> [Stated exercise]: Omit the pictures, then write out every entry exactly as it reads.

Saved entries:

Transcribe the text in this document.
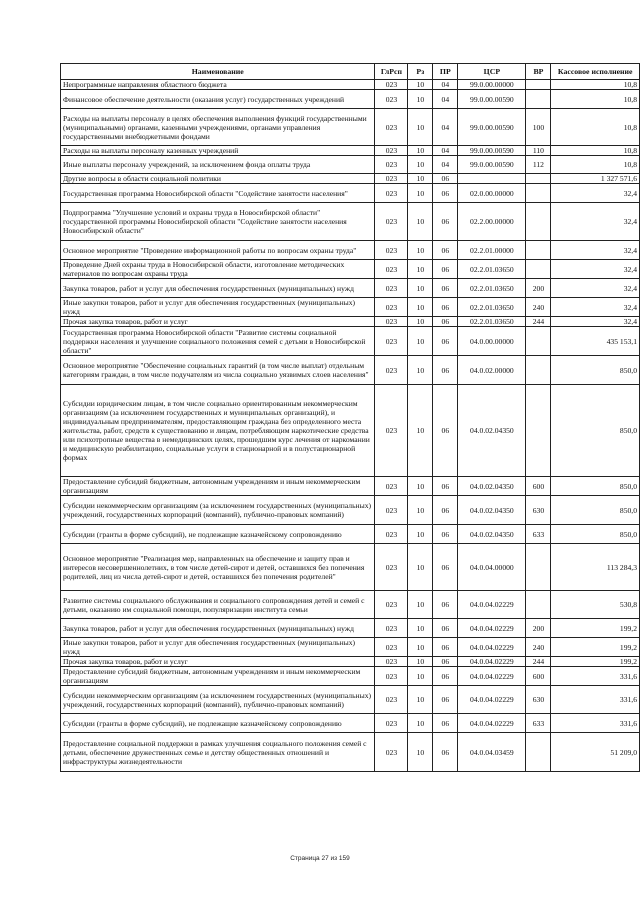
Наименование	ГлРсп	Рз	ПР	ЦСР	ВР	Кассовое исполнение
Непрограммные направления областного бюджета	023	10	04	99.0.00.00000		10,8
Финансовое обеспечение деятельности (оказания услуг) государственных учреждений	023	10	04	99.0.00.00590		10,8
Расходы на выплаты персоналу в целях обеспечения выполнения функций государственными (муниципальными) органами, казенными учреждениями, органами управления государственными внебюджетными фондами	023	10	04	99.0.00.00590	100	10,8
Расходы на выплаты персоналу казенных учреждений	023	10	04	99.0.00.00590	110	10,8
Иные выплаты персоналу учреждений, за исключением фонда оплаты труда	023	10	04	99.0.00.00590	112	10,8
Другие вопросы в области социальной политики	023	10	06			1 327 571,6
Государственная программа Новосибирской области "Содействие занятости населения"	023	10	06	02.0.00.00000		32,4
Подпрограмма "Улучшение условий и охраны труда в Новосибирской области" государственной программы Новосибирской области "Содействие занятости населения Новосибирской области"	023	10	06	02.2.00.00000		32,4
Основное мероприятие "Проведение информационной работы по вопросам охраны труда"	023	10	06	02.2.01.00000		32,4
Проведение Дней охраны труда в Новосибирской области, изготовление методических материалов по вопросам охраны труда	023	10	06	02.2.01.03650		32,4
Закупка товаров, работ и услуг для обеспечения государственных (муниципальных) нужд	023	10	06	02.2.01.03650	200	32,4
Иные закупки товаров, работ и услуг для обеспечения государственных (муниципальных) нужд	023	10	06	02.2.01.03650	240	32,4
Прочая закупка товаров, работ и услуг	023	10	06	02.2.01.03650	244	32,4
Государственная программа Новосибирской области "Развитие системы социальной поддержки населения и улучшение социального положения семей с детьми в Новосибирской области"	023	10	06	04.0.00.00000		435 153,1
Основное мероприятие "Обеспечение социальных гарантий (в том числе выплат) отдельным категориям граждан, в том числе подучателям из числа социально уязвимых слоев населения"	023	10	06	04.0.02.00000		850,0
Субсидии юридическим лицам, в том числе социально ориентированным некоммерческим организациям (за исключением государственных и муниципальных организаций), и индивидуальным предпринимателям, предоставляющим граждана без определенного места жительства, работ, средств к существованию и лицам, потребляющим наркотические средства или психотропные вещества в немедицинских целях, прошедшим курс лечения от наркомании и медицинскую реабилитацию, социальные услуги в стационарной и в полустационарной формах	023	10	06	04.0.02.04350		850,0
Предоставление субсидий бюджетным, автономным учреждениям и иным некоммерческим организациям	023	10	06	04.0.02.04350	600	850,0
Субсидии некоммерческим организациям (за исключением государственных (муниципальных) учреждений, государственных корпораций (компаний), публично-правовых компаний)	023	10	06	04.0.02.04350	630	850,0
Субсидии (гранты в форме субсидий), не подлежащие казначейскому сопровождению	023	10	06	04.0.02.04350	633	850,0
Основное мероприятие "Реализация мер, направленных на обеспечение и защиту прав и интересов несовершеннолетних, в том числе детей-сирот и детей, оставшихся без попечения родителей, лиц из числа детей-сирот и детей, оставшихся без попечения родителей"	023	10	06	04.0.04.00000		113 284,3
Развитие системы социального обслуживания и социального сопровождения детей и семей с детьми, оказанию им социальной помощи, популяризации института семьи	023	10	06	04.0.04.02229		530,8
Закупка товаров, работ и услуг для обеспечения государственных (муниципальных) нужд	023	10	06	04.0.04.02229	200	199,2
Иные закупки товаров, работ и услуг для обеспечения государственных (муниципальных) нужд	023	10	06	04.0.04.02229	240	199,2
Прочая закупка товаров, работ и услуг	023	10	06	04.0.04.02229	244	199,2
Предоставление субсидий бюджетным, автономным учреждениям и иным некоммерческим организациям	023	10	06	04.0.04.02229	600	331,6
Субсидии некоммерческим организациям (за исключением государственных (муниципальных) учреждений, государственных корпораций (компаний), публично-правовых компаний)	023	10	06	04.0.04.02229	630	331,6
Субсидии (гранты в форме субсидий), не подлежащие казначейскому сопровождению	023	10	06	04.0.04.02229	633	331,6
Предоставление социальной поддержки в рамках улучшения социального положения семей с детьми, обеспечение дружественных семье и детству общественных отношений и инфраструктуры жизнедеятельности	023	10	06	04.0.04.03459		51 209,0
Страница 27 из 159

> [Final result]:
Transcribe the text in this document.
Наименование	ГлРсп	Рз	ПР	ЦСР	ВР	Кассовое исполнение
Непрограммные направления областного бюджета	023	10	04	99.0.00.00000		10,8
Финансовое обеспечение деятельности (оказания услуг) государственных учреждений	023	10	04	99.0.00.00590		10,8
Расходы на выплаты персоналу в целях обеспечения выполнения функций государственными (муниципальными) органами, казенными учреждениями, органами управления государственными внебюджетными фондами	023	10	04	99.0.00.00590	100	10,8
Расходы на выплаты персоналу казенных учреждений	023	10	04	99.0.00.00590	110	10,8
Иные выплаты персоналу учреждений, за исключением фонда оплаты труда	023	10	04	99.0.00.00590	112	10,8
Другие вопросы в области социальной политики	023	10	06			1 327 571,6
Государственная программа Новосибирской области "Содействие занятости населения"	023	10	06	02.0.00.00000		32,4
Подпрограмма "Улучшение условий и охраны труда в Новосибирской области" государственной программы Новосибирской области "Содействие занятости населения Новосибирской области"	023	10	06	02.2.00.00000		32,4
Основное мероприятие "Проведение информационной работы по вопросам охраны труда"	023	10	06	02.2.01.00000		32,4
Проведение Дней охраны труда в Новосибирской области, изготовление методических материалов по вопросам охраны труда	023	10	06	02.2.01.03650		32,4
Закупка товаров, работ и услуг для обеспечения государственных (муниципальных) нужд	023	10	06	02.2.01.03650	200	32,4
Иные закупки товаров, работ и услуг для обеспечения государственных (муниципальных) нужд	023	10	06	02.2.01.03650	240	32,4
Прочая закупка товаров, работ и услуг	023	10	06	02.2.01.03650	244	32,4
Государственная программа Новосибирской области "Развитие системы социальной поддержки населения и улучшение социального положения семей с детьми в Новосибирской области"	023	10	06	04.0.00.00000		435 153,1
Основное мероприятие "Обеспечение социальных гарантий (в том числе выплат) отдельным категориям граждан, в том числе подучателям из числа социально уязвимых слоев населения"	023	10	06	04.0.02.00000		850,0
Субсидии юридическим лицам, в том числе социально ориентированным некоммерческим организациям (за исключением государственных и муниципальных организаций), и индивидуальным предпринимателям, предоставляющим граждана без определенного места жительства, работ, средств к существованию и лицам, потребляющим наркотические средства или психотропные вещества в немедицинских целях, прошедшим курс лечения от наркомании и медицинскую реабилитацию, социальные услуги в стационарной и в полустационарной формах	023	10	06	04.0.02.04350		850,0
Предоставление субсидий бюджетным, автономным учреждениям и иным некоммерческим организациям	023	10	06	04.0.02.04350	600	850,0
Субсидии некоммерческим организациям (за исключением государственных (муниципальных) учреждений, государственных корпораций (компаний), публично-правовых компаний)	023	10	06	04.0.02.04350	630	850,0
Субсидии (гранты в форме субсидий), не подлежащие казначейскому сопровождению	023	10	06	04.0.02.04350	633	850,0
Основное мероприятие "Реализация мер, направленных на обеспечение и защиту прав и интересов несовершеннолетних, в том числе детей-сирот и детей, оставшихся без попечения родителей, лиц из числа детей-сирот и детей, оставшихся без попечения родителей"	023	10	06	04.0.04.00000		113 284,3
Развитие системы социального обслуживания и социального сопровождения детей и семей с детьми, оказанию им социальной помощи, популяризации института семьи	023	10	06	04.0.04.02229		530,8
Закупка товаров, работ и услуг для обеспечения государственных (муниципальных) нужд	023	10	06	04.0.04.02229	200	199,2
Иные закупки товаров, работ и услуг для обеспечения государственных (муниципальных) нужд	023	10	06	04.0.04.02229	240	199,2
Прочая закупка товаров, работ и услуг	023	10	06	04.0.04.02229	244	199,2
Предоставление субсидий бюджетным, автономным учреждениям и иным некоммерческим организациям	023	10	06	04.0.04.02229	600	331,6
Субсидии некоммерческим организациям (за исключением государственных (муниципальных) учреждений, государственных корпораций (компаний), публично-правовых компаний)	023	10	06	04.0.04.02229	630	331,6
Субсидии (гранты в форме субсидий), не подлежащие казначейскому сопровождению	023	10	06	04.0.04.02229	633	331,6
Предоставление социальной поддержки в рамках улучшения социального положения семей с детьми, обеспечение дружественных семье и детству общественных отношений и инфраструктуры жизнедеятельности	023	10	06	04.0.04.03459		51 209,0
Страница 27 из 159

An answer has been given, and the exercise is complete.